=== Entries ===

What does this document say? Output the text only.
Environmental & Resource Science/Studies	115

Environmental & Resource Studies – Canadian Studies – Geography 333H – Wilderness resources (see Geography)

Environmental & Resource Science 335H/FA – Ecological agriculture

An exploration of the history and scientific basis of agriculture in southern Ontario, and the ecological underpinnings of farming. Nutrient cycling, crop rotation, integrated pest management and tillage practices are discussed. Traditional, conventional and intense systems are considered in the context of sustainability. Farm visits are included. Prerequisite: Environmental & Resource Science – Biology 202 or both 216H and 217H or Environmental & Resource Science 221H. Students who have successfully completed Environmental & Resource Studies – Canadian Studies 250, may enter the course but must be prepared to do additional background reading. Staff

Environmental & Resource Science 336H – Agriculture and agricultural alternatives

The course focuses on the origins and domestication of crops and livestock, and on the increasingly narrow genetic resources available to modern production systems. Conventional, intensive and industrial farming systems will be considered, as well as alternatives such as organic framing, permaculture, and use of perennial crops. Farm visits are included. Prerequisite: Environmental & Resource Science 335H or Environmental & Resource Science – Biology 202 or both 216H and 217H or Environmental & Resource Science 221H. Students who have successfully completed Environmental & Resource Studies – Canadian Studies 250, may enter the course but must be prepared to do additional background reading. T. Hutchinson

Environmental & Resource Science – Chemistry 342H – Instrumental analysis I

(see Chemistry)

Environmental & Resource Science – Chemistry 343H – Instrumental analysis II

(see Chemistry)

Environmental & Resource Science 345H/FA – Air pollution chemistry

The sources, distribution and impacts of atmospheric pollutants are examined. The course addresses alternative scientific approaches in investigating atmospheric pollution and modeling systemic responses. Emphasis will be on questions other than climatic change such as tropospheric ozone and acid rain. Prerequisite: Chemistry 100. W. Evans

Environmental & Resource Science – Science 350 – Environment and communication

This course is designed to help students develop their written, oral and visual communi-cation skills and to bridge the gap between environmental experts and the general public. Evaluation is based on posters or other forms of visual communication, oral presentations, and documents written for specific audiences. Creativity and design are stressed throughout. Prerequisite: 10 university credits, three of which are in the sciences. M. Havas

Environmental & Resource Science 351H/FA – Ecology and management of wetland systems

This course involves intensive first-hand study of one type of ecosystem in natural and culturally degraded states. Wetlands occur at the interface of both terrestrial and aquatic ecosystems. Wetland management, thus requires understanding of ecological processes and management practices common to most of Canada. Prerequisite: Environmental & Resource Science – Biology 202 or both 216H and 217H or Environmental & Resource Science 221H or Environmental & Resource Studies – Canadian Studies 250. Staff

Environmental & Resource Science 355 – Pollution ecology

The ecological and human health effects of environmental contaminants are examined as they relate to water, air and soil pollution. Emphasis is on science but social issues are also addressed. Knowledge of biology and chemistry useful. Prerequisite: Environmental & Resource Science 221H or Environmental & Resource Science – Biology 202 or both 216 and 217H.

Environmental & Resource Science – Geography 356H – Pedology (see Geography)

===

## Task prompt
Using the listing above, retype each line exactly.

## Correct result
What does this document say? Output the text only.
Environmental & Resource Science/Studies	115

Environmental & Resource Studies – Canadian Studies – Geography 333H – Wilderness resources (see Geography)

Environmental & Resource Science 335H/FA – Ecological agriculture

An exploration of the history and scientific basis of agriculture in southern Ontario, and the ecological underpinnings of farming. Nutrient cycling, crop rotation, integrated pest management and tillage practices are discussed. Traditional, conventional and intense systems are considered in the context of sustainability. Farm visits are included. Prerequisite: Environmental & Resource Science – Biology 202 or both 216H and 217H or Environmental & Resource Science 221H. Students who have successfully completed Environmental & Resource Studies – Canadian Studies 250, may enter the course but must be prepared to do additional background reading. Staff

Environmental & Resource Science 336H – Agriculture and agricultural alternatives

The course focuses on the origins and domestication of crops and livestock, and on the increasingly narrow genetic resources available to modern production systems. Conventional, intensive and industrial farming systems will be considered, as well as alternatives such as organic framing, permaculture, and use of perennial crops. Farm visits are included. Prerequisite: Environmental & Resource Science 335H or Environmental & Resource Science – Biology 202 or both 216H and 217H or Environmental & Resource Science 221H. Students who have successfully completed Environmental & Resource Studies – Canadian Studies 250, may enter the course but must be prepared to do additional background reading. T. Hutchinson

Environmental & Resource Science – Chemistry 342H – Instrumental analysis I

(see Chemistry)

Environmental & Resource Science – Chemistry 343H – Instrumental analysis II

(see Chemistry)

Environmental & Resource Science 345H/FA – Air pollution chemistry

The sources, distribution and impacts of atmospheric pollutants are examined. The course addresses alternative scientific approaches in investigating atmospheric pollution and modeling systemic responses. Emphasis will be on questions other than climatic change such as tropospheric ozone and acid rain. Prerequisite: Chemistry 100. W. Evans

Environmental & Resource Science – Science 350 – Environment and communication

This course is designed to help students develop their written, oral and visual communi-cation skills and to bridge the gap between environmental experts and the general public. Evaluation is based on posters or other forms of visual communication, oral presentations, and documents written for specific audiences. Creativity and design are stressed throughout. Prerequisite: 10 university credits, three of which are in the sciences. M. Havas

Environmental & Resource Science 351H/FA – Ecology and management of wetland systems

This course involves intensive first-hand study of one type of ecosystem in natural and culturally degraded states. Wetlands occur at the interface of both terrestrial and aquatic ecosystems. Wetland management, thus requires understanding of ecological processes and management practices common to most of Canada. Prerequisite: Environmental & Resource Science – Biology 202 or both 216H and 217H or Environmental & Resource Science 221H or Environmental & Resource Studies – Canadian Studies 250. Staff

Environmental & Resource Science 355 – Pollution ecology

The ecological and human health effects of environmental contaminants are examined as they relate to water, air and soil pollution. Emphasis is on science but social issues are also addressed. Knowledge of biology and chemistry useful. Prerequisite: Environmental & Resource Science 221H or Environmental & Resource Science – Biology 202 or both 216 and 217H.

Environmental & Resource Science – Geography 356H – Pedology (see Geography)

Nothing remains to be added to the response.